** Instructions for the task **
Of all the lines in the records, how many hold the word "style"? Answer with the number only.

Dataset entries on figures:
● ● ● ●

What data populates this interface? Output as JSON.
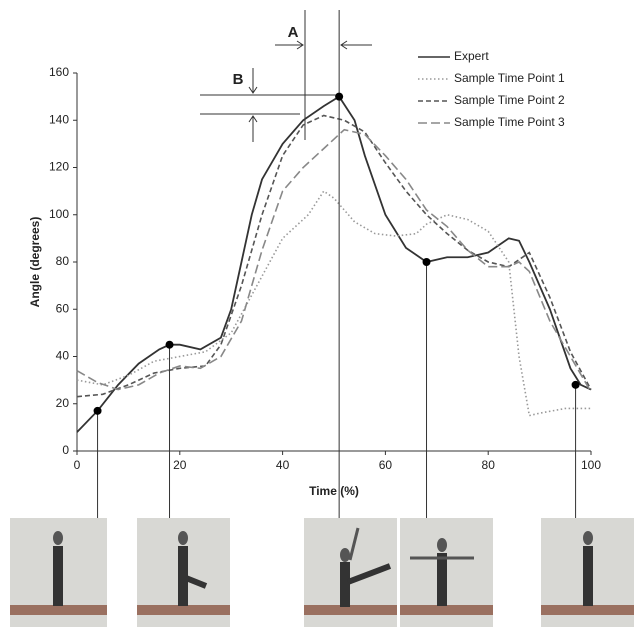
{
  "chart_data": {
    "type": "line",
    "x_label": "Time (%)",
    "y_label": "Angle (degrees)",
    "xlim": [
      0,
      100
    ],
    "xticks": [
      0,
      20,
      40,
      60,
      80,
      100
    ],
    "ylim": [
      0,
      160
    ],
    "yticks": [
      0,
      20,
      40,
      60,
      80,
      100,
      120,
      140,
      160
    ],
    "grid": false,
    "legend": "upper right",
    "annotations": [
      "A",
      "B"
    ],
    "series": [
      {
        "name": "Expert",
        "color": "#333333",
        "style": "solid",
        "x": [
          0,
          4,
          8,
          12,
          16,
          18,
          20,
          24,
          28,
          30,
          32,
          34,
          36,
          40,
          44,
          48,
          51,
          54,
          56,
          60,
          64,
          68,
          72,
          76,
          80,
          84,
          86,
          88,
          92,
          96,
          98,
          100
        ],
        "values": [
          8,
          17,
          28,
          37,
          43,
          45,
          45,
          43,
          48,
          60,
          80,
          100,
          115,
          130,
          140,
          146,
          150,
          140,
          125,
          100,
          86,
          80,
          82,
          82,
          84,
          90,
          89,
          80,
          60,
          35,
          28,
          26
        ]
      },
      {
        "name": "Sample Time Point 1",
        "color": "#999999",
        "style": "dotted",
        "x": [
          0,
          5,
          10,
          15,
          20,
          25,
          30,
          35,
          40,
          45,
          48,
          50,
          54,
          58,
          62,
          66,
          68,
          72,
          76,
          80,
          84,
          86,
          88,
          90,
          95,
          100
        ],
        "values": [
          30,
          28,
          32,
          38,
          40,
          42,
          50,
          70,
          90,
          100,
          110,
          107,
          97,
          92,
          91,
          92,
          96,
          100,
          98,
          93,
          80,
          40,
          15,
          16,
          18,
          18
        ]
      },
      {
        "name": "Sample Time Point 2",
        "color": "#555555",
        "style": "dashed",
        "x": [
          0,
          5,
          10,
          15,
          20,
          25,
          28,
          32,
          36,
          40,
          44,
          48,
          52,
          56,
          60,
          64,
          68,
          72,
          76,
          80,
          84,
          88,
          92,
          96,
          100
        ],
        "values": [
          23,
          24,
          28,
          33,
          35,
          36,
          45,
          70,
          100,
          125,
          138,
          142,
          140,
          135,
          122,
          110,
          100,
          92,
          85,
          80,
          78,
          84,
          65,
          42,
          26
        ]
      },
      {
        "name": "Sample Time Point 3",
        "color": "#888888",
        "style": "longdash",
        "x": [
          0,
          4,
          8,
          12,
          16,
          20,
          24,
          28,
          32,
          36,
          40,
          44,
          48,
          52,
          56,
          60,
          64,
          68,
          72,
          76,
          80,
          84,
          86,
          88,
          92,
          96,
          100
        ],
        "values": [
          34,
          29,
          26,
          28,
          33,
          36,
          35,
          40,
          55,
          85,
          110,
          120,
          128,
          136,
          134,
          125,
          115,
          102,
          95,
          85,
          78,
          78,
          80,
          76,
          55,
          40,
          25
        ]
      }
    ],
    "points": {
      "x": [
        4,
        18,
        51,
        68,
        97
      ],
      "values": [
        17,
        45,
        150,
        80,
        28
      ]
    }
  }
}
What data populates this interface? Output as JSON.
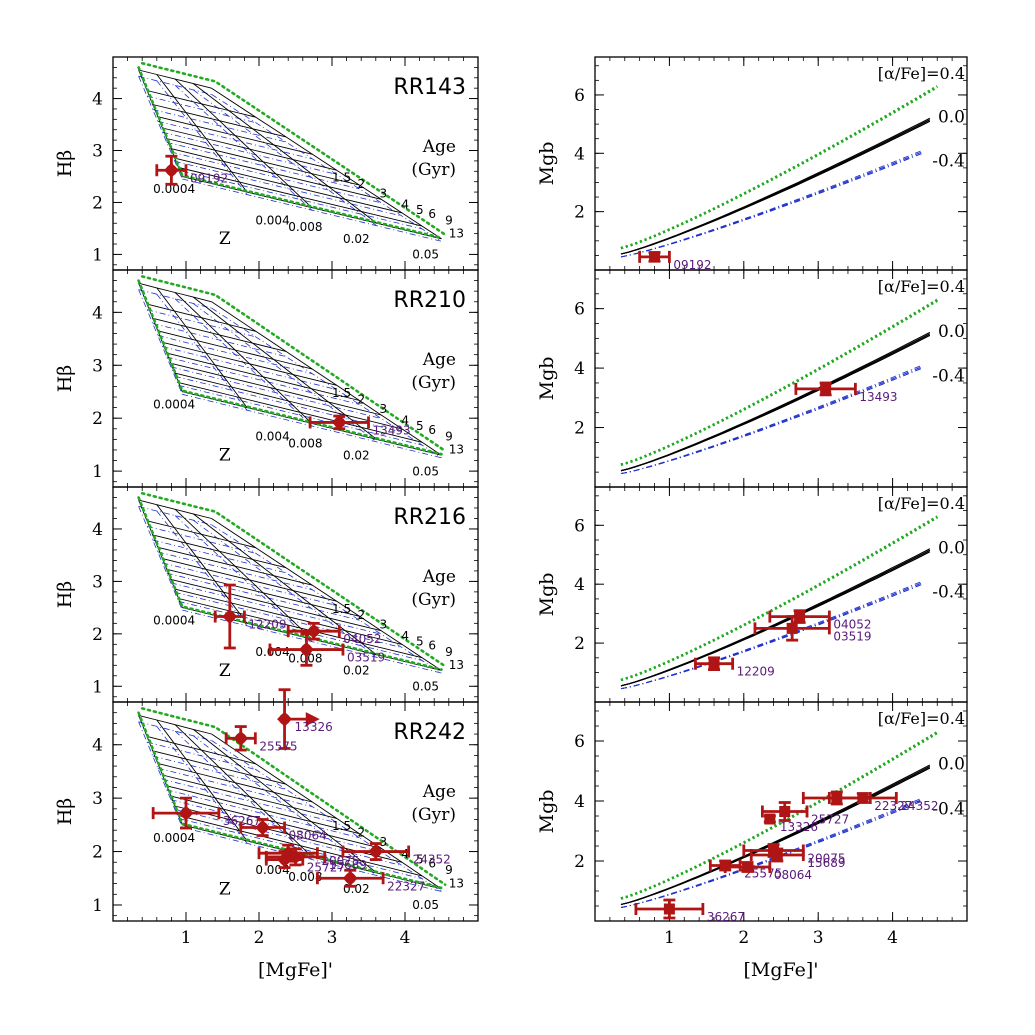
{
  "colors": {
    "frame": "#000000",
    "solar": "#000000",
    "alpha_enhanced": "#22aa22",
    "alpha_poor": "#2233cc",
    "points": "#b01515",
    "point_labels": "#5a1a7a"
  },
  "chart_data": [
    {
      "type": "scatter",
      "panel": "left",
      "title": "RR143",
      "xlabel": "[MgFe]'",
      "ylabel": "Hβ",
      "xlim": [
        0,
        5
      ],
      "ylim": [
        0.7,
        4.8
      ],
      "xticks": [
        "1",
        "2",
        "3",
        "4"
      ],
      "yticks": [
        "1",
        "2",
        "3",
        "4"
      ],
      "grid_labels": {
        "age_title": [
          "Age",
          "(Gyr)"
        ],
        "ages": [
          "1.5",
          "2",
          "3",
          "4",
          "5",
          "6",
          "9",
          "13"
        ],
        "z_title": "Z",
        "metallicities": [
          "0.0004",
          "0.004",
          "0.008",
          "0.02",
          "0.05"
        ]
      },
      "points": [
        {
          "id": "09192",
          "x": 0.8,
          "y": 2.62,
          "xerr": 0.2,
          "yerr": 0.27
        }
      ]
    },
    {
      "type": "scatter",
      "panel": "right",
      "xlabel": "[MgFe]'",
      "ylabel": "Mgb",
      "xlim": [
        0,
        5
      ],
      "ylim": [
        0,
        7.3
      ],
      "xticks": [
        "1",
        "2",
        "3",
        "4"
      ],
      "yticks": [
        "2",
        "4",
        "6"
      ],
      "model_labels": [
        "[α/Fe]=0.4",
        "0.0",
        "-0.4"
      ],
      "points": [
        {
          "id": "09192",
          "x": 0.8,
          "y": 0.45,
          "xerr": 0.2,
          "yerr": 0.15
        }
      ]
    },
    {
      "type": "scatter",
      "panel": "left",
      "title": "RR210",
      "xlabel": "[MgFe]'",
      "ylabel": "Hβ",
      "xlim": [
        0,
        5
      ],
      "ylim": [
        0.7,
        4.8
      ],
      "xticks": [
        "1",
        "2",
        "3",
        "4"
      ],
      "yticks": [
        "1",
        "2",
        "3",
        "4"
      ],
      "grid_labels": {
        "age_title": [
          "Age",
          "(Gyr)"
        ],
        "ages": [
          "1.5",
          "2",
          "3",
          "4",
          "5",
          "6",
          "9",
          "13"
        ],
        "z_title": "Z",
        "metallicities": [
          "0.0004",
          "0.004",
          "0.008",
          "0.02",
          "0.05"
        ]
      },
      "points": [
        {
          "id": "13493",
          "x": 3.1,
          "y": 1.92,
          "xerr": 0.4,
          "yerr": 0.12
        }
      ]
    },
    {
      "type": "scatter",
      "panel": "right",
      "xlabel": "[MgFe]'",
      "ylabel": "Mgb",
      "xlim": [
        0,
        5
      ],
      "ylim": [
        0,
        7.3
      ],
      "xticks": [
        "1",
        "2",
        "3",
        "4"
      ],
      "yticks": [
        "2",
        "4",
        "6"
      ],
      "model_labels": [
        "[α/Fe]=0.4",
        "0.0",
        "-0.4"
      ],
      "points": [
        {
          "id": "13493",
          "x": 3.1,
          "y": 3.3,
          "xerr": 0.4,
          "yerr": 0.2
        }
      ]
    },
    {
      "type": "scatter",
      "panel": "left",
      "title": "RR216",
      "xlabel": "[MgFe]'",
      "ylabel": "Hβ",
      "xlim": [
        0,
        5
      ],
      "ylim": [
        0.7,
        4.8
      ],
      "xticks": [
        "1",
        "2",
        "3",
        "4"
      ],
      "yticks": [
        "1",
        "2",
        "3",
        "4"
      ],
      "grid_labels": {
        "age_title": [
          "Age",
          "(Gyr)"
        ],
        "ages": [
          "1.5",
          "2",
          "3",
          "4",
          "5",
          "6",
          "9",
          "13"
        ],
        "z_title": "Z",
        "metallicities": [
          "0.0004",
          "0.004",
          "0.008",
          "0.02",
          "0.05"
        ]
      },
      "points": [
        {
          "id": "12209",
          "x": 1.6,
          "y": 2.33,
          "xerr": 0.2,
          "yerr": 0.6
        },
        {
          "id": "04052",
          "x": 2.75,
          "y": 2.05,
          "xerr": 0.35,
          "yerr": 0.15
        },
        {
          "id": "03519",
          "x": 2.65,
          "y": 1.7,
          "xerr": 0.5,
          "yerr": 0.3
        }
      ]
    },
    {
      "type": "scatter",
      "panel": "right",
      "xlabel": "[MgFe]'",
      "ylabel": "Mgb",
      "xlim": [
        0,
        5
      ],
      "ylim": [
        0,
        7.3
      ],
      "xticks": [
        "1",
        "2",
        "3",
        "4"
      ],
      "yticks": [
        "2",
        "4",
        "6"
      ],
      "model_labels": [
        "[α/Fe]=0.4",
        "0.0",
        "-0.4"
      ],
      "points": [
        {
          "id": "04052",
          "x": 2.75,
          "y": 2.9,
          "xerr": 0.4,
          "yerr": 0.2
        },
        {
          "id": "03519",
          "x": 2.65,
          "y": 2.5,
          "xerr": 0.5,
          "yerr": 0.4
        },
        {
          "id": "12209",
          "x": 1.6,
          "y": 1.3,
          "xerr": 0.25,
          "yerr": 0.2
        }
      ]
    },
    {
      "type": "scatter",
      "panel": "left",
      "title": "RR242",
      "xlabel": "[MgFe]'",
      "ylabel": "Hβ",
      "xlim": [
        0,
        5
      ],
      "ylim": [
        0.7,
        4.8
      ],
      "xticks": [
        "1",
        "2",
        "3",
        "4"
      ],
      "yticks": [
        "1",
        "2",
        "3",
        "4"
      ],
      "grid_labels": {
        "age_title": [
          "Age",
          "(Gyr)"
        ],
        "ages": [
          "1.5",
          "2",
          "3",
          "4",
          "5",
          "6",
          "9",
          "13"
        ],
        "z_title": "Z",
        "metallicities": [
          "0.0004",
          "0.004",
          "0.008",
          "0.02",
          "0.05"
        ]
      },
      "points": [
        {
          "id": "13326",
          "x": 2.35,
          "y": 4.48,
          "xerr": 0.0,
          "yerr": 0.55,
          "arrow_right": true
        },
        {
          "id": "25575",
          "x": 1.75,
          "y": 4.12,
          "xerr": 0.2,
          "yerr": 0.22
        },
        {
          "id": "36267",
          "x": 1.0,
          "y": 2.72,
          "xerr": 0.45,
          "yerr": 0.28
        },
        {
          "id": "08064",
          "x": 2.05,
          "y": 2.45,
          "xerr": 0.3,
          "yerr": 0.15
        },
        {
          "id": "20075",
          "x": 2.4,
          "y": 1.97,
          "xerr": 0.4,
          "yerr": 0.15
        },
        {
          "id": "15689",
          "x": 2.5,
          "y": 1.9,
          "xerr": 0.4,
          "yerr": 0.15
        },
        {
          "id": "25727",
          "x": 2.35,
          "y": 1.85,
          "xerr": 0.25,
          "yerr": 0.15
        },
        {
          "id": "24352",
          "x": 3.6,
          "y": 2.0,
          "xerr": 0.45,
          "yerr": 0.15
        },
        {
          "id": "22327",
          "x": 3.25,
          "y": 1.5,
          "xerr": 0.45,
          "yerr": 0.15
        }
      ]
    },
    {
      "type": "scatter",
      "panel": "right",
      "xlabel": "[MgFe]'",
      "ylabel": "Mgb",
      "xlim": [
        0,
        5
      ],
      "ylim": [
        0,
        7.3
      ],
      "xticks": [
        "1",
        "2",
        "3",
        "4"
      ],
      "yticks": [
        "2",
        "4",
        "6"
      ],
      "model_labels": [
        "[α/Fe]=0.4",
        "0.0",
        "-0.4"
      ],
      "points": [
        {
          "id": "22327",
          "x": 3.25,
          "y": 4.1,
          "xerr": 0.45,
          "yerr": 0.2
        },
        {
          "id": "24352",
          "x": 3.6,
          "y": 4.1,
          "xerr": 0.45,
          "yerr": 0.15
        },
        {
          "id": "25727",
          "x": 2.55,
          "y": 3.65,
          "xerr": 0.3,
          "yerr": 0.3
        },
        {
          "id": "13326",
          "x": 2.35,
          "y": 3.4,
          "xerr": 0.0,
          "yerr": 0.1
        },
        {
          "id": "20075",
          "x": 2.4,
          "y": 2.35,
          "xerr": 0.4,
          "yerr": 0.2
        },
        {
          "id": "15689",
          "x": 2.45,
          "y": 2.2,
          "xerr": 0.35,
          "yerr": 0.2
        },
        {
          "id": "25575",
          "x": 1.75,
          "y": 1.85,
          "xerr": 0.2,
          "yerr": 0.15
        },
        {
          "id": "08064",
          "x": 2.05,
          "y": 1.8,
          "xerr": 0.3,
          "yerr": 0.15
        },
        {
          "id": "36267",
          "x": 1.0,
          "y": 0.4,
          "xerr": 0.45,
          "yerr": 0.3
        }
      ]
    }
  ]
}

● ● ● ●

** Solution to the problem **
4